- WHAT TO DO: Pull out every line in the records below that contains the word "wise".

───── RECORDED INFORMATION

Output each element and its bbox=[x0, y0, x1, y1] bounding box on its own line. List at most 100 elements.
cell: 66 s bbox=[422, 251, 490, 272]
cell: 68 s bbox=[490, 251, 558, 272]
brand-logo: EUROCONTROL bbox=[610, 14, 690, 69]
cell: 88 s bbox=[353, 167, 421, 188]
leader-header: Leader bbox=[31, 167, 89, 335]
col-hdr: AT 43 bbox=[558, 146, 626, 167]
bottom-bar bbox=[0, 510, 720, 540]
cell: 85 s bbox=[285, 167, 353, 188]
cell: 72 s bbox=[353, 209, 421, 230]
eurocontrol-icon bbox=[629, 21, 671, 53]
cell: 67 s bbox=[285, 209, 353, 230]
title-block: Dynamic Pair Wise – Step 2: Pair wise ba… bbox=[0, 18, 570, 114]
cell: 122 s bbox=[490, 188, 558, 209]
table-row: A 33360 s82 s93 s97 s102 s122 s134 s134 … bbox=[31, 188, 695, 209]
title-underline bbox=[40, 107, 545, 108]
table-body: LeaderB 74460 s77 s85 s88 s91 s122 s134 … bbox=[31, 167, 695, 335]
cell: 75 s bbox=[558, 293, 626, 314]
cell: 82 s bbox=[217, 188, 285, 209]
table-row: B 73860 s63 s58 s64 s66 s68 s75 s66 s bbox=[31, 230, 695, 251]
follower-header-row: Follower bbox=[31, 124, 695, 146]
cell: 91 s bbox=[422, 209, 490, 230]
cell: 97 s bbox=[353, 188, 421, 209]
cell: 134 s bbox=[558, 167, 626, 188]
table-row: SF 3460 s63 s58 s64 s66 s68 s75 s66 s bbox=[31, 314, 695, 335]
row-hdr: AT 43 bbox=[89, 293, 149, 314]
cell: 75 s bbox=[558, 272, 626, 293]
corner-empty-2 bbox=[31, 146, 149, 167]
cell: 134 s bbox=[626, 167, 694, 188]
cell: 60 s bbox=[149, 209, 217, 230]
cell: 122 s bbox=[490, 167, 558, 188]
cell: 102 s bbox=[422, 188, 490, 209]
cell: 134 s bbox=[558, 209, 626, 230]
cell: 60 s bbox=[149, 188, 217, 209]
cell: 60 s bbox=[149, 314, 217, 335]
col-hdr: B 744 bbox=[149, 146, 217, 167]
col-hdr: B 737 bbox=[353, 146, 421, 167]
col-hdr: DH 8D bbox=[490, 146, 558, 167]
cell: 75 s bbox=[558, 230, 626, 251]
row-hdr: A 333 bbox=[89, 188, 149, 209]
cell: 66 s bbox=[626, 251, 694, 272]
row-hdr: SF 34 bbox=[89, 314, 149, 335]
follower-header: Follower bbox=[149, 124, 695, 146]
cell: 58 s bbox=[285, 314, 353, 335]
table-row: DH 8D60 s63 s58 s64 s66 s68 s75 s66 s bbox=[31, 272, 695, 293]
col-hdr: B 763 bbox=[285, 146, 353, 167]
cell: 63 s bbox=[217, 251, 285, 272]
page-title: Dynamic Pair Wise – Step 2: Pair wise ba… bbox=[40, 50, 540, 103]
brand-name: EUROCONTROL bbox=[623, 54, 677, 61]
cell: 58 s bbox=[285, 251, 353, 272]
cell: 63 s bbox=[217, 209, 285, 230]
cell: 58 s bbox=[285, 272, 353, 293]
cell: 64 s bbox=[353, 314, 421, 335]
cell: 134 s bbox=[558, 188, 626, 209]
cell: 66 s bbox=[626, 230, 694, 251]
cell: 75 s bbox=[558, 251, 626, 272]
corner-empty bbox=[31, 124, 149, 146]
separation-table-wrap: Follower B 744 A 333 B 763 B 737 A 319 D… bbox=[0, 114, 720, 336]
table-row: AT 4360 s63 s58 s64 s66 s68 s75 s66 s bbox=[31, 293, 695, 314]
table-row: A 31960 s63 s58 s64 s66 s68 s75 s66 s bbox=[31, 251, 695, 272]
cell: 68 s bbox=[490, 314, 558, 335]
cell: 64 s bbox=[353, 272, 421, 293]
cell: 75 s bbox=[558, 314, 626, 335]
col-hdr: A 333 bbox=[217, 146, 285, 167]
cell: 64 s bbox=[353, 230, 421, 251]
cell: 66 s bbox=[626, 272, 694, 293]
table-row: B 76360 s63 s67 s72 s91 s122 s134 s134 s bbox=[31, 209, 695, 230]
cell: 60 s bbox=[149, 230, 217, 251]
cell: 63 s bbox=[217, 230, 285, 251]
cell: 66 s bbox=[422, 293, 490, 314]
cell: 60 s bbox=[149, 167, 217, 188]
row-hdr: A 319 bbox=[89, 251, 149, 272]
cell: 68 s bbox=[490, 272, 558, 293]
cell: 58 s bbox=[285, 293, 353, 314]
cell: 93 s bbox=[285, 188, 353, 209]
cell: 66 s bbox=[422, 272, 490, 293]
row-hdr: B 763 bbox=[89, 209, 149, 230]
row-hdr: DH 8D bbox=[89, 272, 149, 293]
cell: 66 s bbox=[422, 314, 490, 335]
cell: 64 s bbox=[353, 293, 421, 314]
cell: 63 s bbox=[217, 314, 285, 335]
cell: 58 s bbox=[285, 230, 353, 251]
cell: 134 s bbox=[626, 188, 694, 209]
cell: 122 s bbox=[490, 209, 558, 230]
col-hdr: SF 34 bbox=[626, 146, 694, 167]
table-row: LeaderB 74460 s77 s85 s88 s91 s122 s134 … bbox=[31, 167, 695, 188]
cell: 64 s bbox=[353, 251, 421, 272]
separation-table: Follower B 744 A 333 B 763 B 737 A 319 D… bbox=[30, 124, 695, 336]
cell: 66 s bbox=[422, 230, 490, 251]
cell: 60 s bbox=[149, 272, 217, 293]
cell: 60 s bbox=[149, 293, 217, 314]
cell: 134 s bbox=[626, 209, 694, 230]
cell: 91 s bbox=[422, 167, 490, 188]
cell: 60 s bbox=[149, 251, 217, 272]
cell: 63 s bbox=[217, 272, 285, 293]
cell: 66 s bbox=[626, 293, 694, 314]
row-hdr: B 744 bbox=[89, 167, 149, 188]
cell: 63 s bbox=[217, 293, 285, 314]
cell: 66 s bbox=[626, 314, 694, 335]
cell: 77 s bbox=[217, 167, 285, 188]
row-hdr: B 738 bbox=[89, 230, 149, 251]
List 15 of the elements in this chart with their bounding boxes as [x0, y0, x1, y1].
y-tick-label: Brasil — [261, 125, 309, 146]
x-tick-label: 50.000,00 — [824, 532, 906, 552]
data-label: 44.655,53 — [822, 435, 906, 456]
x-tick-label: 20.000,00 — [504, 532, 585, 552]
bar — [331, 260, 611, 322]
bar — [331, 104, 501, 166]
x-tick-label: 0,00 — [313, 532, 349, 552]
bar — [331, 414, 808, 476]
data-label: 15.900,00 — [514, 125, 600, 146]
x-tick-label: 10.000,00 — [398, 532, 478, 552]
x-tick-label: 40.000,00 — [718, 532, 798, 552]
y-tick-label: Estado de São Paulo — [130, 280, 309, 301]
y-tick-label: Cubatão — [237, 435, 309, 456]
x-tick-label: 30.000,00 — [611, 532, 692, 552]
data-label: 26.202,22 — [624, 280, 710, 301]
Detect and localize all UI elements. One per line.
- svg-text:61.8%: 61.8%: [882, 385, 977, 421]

──────────

- ANSWER TO THE EXERCISE:
title-block: Dynamic Pair Wise – Step 2: Pair wise ba… bbox=[0, 18, 570, 114]
page-title: Dynamic Pair Wise – Step 2: Pair wise ba… bbox=[40, 50, 540, 103]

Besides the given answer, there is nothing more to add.